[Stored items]
__________
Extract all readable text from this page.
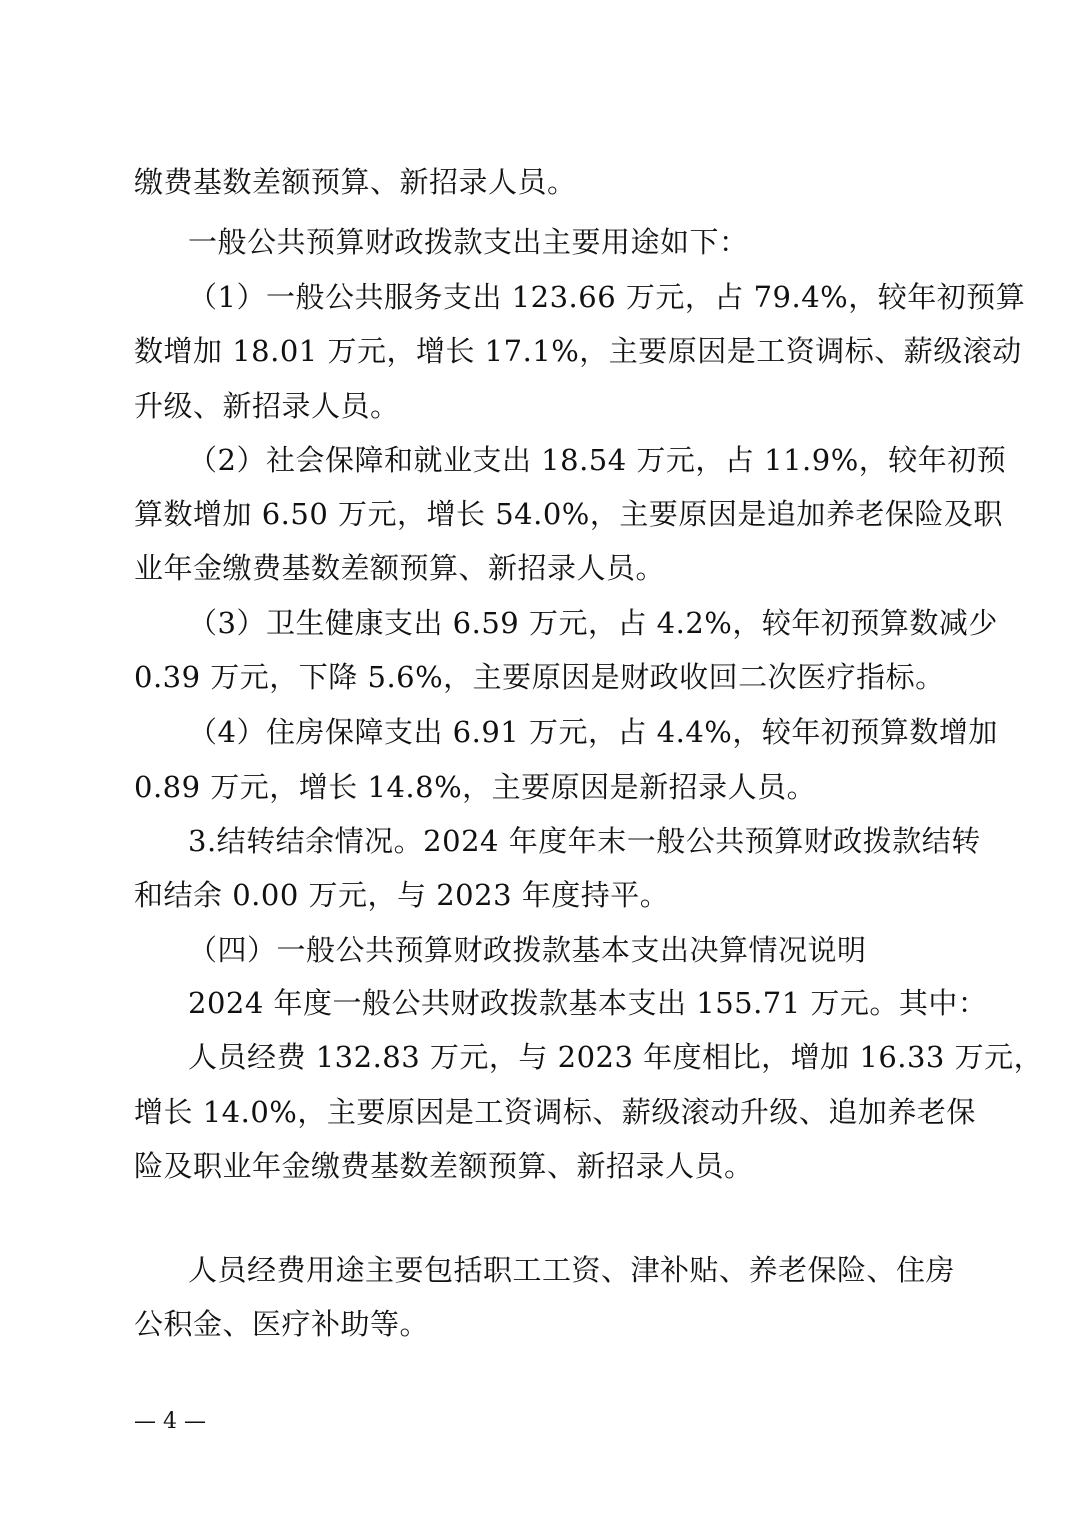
缴费基数差额预算、新招录人员。
一般公共预算财政拨款支出主要用途如下：
（1）一般公共服务支出 123.66 万元，占 79.4%，较年初预算
数增加 18.01 万元，增长 17.1%，主要原因是工资调标、薪级滚动
升级、新招录人员。
（2）社会保障和就业支出 18.54 万元，占 11.9%，较年初预
算数增加 6.50 万元，增长 54.0%，主要原因是追加养老保险及职
业年金缴费基数差额预算、新招录人员。
（3）卫生健康支出 6.59 万元，占 4.2%，较年初预算数减少
0.39 万元，下降 5.6%，主要原因是财政收回二次医疗指标。
（4）住房保障支出 6.91 万元，占 4.4%，较年初预算数增加
0.89 万元，增长 14.8%，主要原因是新招录人员。
3.结转结余情况。2024 年度年末一般公共预算财政拨款结转
和结余 0.00 万元，与 2023 年度持平。
（四）一般公共预算财政拨款基本支出决算情况说明
2024 年度一般公共财政拨款基本支出 155.71 万元。其中：
人员经费 132.83 万元，与 2023 年度相比，增加 16.33 万元，
增长 14.0%，主要原因是工资调标、薪级滚动升级、追加养老保
险及职业年金缴费基数差额预算、新招录人员。
人员经费用途主要包括职工工资、津补贴、养老保险、住房
公积金、医疗补助等。
— 4 —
__________
GIVEN EXERCISE: Transcribe all entries above exactly. Drop the pictures.

ANSWER TO THIS EXERCISE:
Extract all readable text from this page.
缴费基数差额预算、新招录人员。
一般公共预算财政拨款支出主要用途如下：
（1）一般公共服务支出 123.66 万元，占 79.4%，较年初预算
数增加 18.01 万元，增长 17.1%，主要原因是工资调标、薪级滚动
升级、新招录人员。
（2）社会保障和就业支出 18.54 万元，占 11.9%，较年初预
算数增加 6.50 万元，增长 54.0%，主要原因是追加养老保险及职
业年金缴费基数差额预算、新招录人员。
（3）卫生健康支出 6.59 万元，占 4.2%，较年初预算数减少
0.39 万元，下降 5.6%，主要原因是财政收回二次医疗指标。
（4）住房保障支出 6.91 万元，占 4.4%，较年初预算数增加
0.89 万元，增长 14.8%，主要原因是新招录人员。
3.结转结余情况。2024 年度年末一般公共预算财政拨款结转
和结余 0.00 万元，与 2023 年度持平。
（四）一般公共预算财政拨款基本支出决算情况说明
2024 年度一般公共财政拨款基本支出 155.71 万元。其中：
人员经费 132.83 万元，与 2023 年度相比，增加 16.33 万元，
增长 14.0%，主要原因是工资调标、薪级滚动升级、追加养老保
险及职业年金缴费基数差额预算、新招录人员。
人员经费用途主要包括职工工资、津补贴、养老保险、住房
公积金、医疗补助等。
— 4 —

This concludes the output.